State only the count of lines in the listing below that hold "Returns".
______
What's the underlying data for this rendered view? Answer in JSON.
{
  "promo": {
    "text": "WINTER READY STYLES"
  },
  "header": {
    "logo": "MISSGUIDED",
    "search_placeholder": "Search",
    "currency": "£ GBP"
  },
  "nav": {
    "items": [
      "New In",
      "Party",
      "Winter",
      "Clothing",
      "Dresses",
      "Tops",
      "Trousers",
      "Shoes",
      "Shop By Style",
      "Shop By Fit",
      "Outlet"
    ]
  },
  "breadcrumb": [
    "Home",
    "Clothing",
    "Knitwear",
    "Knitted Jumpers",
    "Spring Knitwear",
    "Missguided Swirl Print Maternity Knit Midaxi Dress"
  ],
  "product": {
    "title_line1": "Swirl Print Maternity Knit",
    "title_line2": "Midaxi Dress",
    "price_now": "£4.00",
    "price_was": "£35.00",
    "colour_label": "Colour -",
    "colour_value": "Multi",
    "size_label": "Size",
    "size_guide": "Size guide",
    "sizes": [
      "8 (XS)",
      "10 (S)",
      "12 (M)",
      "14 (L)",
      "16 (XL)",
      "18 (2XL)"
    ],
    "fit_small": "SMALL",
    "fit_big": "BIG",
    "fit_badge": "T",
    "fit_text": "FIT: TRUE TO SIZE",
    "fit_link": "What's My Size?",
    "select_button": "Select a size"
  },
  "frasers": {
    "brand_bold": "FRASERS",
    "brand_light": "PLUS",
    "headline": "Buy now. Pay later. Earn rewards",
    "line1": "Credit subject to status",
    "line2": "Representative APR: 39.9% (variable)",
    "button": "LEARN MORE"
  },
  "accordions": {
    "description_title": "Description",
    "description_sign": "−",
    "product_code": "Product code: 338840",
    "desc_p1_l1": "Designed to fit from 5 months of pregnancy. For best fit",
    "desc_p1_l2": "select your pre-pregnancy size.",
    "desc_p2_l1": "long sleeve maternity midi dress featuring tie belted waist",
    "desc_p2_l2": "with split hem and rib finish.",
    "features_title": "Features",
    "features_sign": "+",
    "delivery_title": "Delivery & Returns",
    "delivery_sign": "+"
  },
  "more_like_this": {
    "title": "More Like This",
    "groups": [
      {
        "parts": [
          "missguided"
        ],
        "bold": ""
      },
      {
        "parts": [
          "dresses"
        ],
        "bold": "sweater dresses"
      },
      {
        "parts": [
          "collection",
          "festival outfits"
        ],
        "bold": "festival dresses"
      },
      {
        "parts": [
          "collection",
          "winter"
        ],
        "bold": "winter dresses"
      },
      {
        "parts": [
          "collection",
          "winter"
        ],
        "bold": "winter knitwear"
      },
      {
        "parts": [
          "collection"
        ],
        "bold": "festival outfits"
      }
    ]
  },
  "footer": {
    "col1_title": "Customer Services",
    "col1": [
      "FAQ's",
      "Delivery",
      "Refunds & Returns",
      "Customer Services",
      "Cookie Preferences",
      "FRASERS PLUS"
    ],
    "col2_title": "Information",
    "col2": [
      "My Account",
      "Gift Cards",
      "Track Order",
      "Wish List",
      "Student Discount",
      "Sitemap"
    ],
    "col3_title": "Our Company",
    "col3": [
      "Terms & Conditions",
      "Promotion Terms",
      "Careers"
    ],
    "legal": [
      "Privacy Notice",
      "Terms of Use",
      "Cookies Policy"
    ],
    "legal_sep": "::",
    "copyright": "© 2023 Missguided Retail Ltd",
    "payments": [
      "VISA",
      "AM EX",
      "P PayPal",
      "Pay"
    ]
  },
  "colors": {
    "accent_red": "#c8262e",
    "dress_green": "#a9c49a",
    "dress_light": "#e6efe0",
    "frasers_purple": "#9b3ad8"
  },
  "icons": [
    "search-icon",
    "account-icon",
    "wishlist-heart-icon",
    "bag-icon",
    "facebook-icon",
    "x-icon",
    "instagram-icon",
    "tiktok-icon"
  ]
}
______
**Exercise response:**
2